##### DATASET RECORDS #####
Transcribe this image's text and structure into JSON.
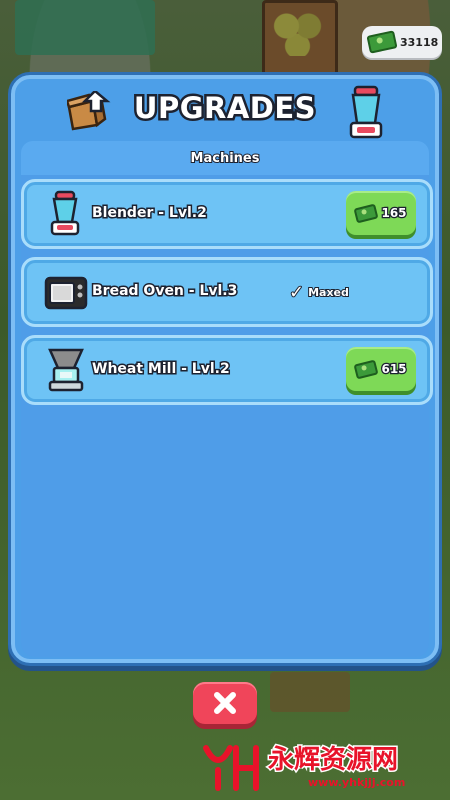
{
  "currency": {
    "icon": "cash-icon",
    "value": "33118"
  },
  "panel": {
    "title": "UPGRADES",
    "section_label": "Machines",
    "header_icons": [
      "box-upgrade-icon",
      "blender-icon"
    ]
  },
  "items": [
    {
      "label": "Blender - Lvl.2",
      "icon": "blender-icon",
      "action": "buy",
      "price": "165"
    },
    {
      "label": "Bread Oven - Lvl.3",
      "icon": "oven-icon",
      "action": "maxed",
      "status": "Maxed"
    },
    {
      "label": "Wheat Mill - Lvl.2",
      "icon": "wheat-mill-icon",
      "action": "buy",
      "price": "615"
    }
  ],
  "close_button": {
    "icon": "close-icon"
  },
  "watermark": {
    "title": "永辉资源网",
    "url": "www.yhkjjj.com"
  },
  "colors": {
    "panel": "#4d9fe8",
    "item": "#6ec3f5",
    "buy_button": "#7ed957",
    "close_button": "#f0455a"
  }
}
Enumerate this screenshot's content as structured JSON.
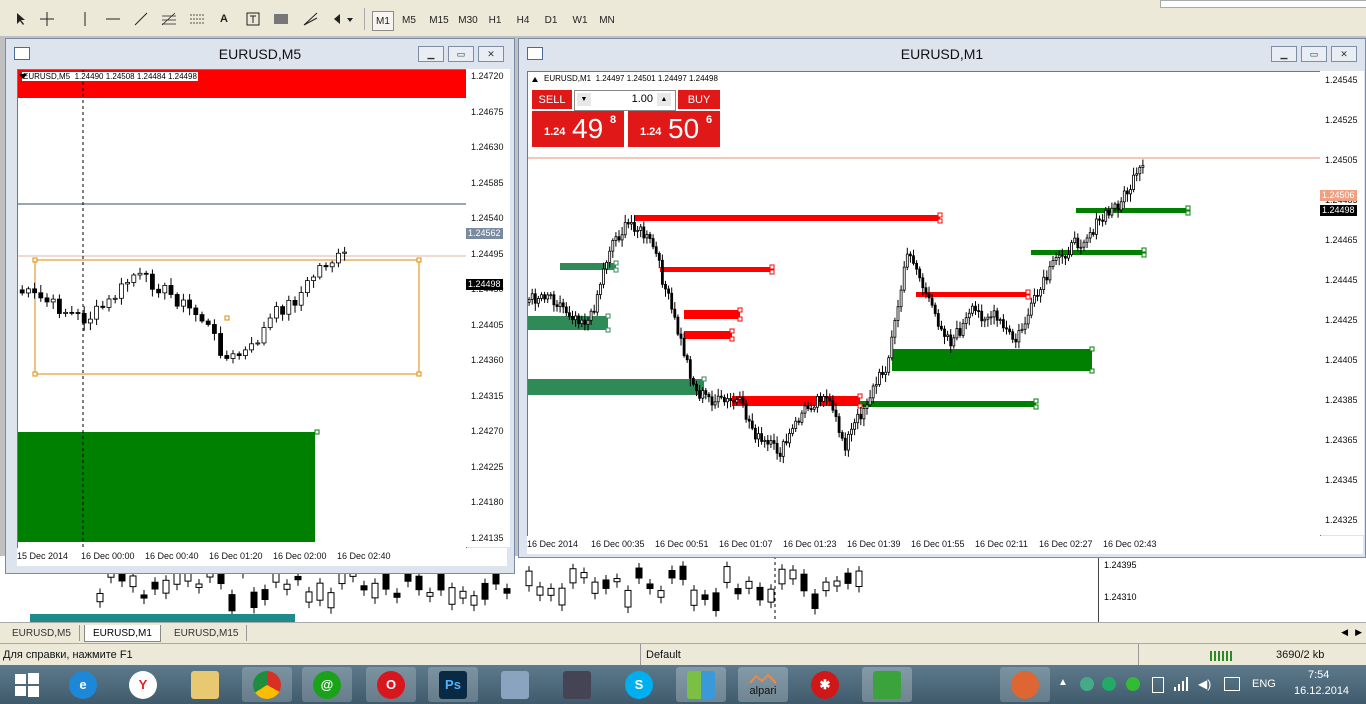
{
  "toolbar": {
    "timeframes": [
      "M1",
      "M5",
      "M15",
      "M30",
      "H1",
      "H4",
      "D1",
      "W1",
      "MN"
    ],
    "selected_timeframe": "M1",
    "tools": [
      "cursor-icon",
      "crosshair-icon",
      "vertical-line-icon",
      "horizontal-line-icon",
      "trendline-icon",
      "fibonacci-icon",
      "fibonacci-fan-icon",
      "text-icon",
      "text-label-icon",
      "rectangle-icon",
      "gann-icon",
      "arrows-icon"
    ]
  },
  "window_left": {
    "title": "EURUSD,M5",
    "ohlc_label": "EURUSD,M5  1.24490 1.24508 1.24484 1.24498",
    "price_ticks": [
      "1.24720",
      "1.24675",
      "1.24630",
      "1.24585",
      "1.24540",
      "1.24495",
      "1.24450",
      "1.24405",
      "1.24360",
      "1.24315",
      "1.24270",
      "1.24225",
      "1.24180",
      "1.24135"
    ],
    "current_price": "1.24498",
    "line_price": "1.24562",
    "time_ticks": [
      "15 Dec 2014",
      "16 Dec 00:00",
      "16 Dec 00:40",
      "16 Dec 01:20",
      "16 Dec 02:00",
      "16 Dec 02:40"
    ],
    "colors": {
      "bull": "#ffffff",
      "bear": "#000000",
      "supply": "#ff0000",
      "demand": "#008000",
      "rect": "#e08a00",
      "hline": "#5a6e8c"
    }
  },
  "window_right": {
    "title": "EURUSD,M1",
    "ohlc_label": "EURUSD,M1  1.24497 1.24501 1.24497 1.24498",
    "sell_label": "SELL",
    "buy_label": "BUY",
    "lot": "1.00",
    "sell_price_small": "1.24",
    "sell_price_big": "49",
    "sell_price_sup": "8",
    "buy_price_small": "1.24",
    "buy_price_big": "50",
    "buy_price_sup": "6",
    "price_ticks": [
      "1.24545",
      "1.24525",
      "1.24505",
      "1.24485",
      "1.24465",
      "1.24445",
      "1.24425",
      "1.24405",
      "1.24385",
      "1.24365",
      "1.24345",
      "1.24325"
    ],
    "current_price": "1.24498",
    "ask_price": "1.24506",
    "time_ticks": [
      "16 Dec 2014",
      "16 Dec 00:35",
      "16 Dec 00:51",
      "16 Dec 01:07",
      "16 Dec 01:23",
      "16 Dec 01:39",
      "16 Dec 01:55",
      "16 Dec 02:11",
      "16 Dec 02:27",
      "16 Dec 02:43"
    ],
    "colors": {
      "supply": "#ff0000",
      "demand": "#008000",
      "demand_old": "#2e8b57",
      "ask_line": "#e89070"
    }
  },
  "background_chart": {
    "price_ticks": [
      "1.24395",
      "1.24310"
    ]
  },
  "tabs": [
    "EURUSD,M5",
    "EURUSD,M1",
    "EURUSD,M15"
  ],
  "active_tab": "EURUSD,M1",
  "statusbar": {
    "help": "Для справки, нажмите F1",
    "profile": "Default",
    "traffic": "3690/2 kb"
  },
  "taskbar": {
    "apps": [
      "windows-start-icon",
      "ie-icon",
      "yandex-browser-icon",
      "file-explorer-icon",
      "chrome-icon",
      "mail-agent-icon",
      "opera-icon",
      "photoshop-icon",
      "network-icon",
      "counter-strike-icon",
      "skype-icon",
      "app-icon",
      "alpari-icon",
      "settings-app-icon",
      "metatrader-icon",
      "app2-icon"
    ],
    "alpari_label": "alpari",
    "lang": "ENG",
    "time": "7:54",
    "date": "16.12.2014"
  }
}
#####
▸ TASK GOAL
The word "this" appears in how many lines of the records? Give the number only.

▸ EXERCISE OUTPUT
2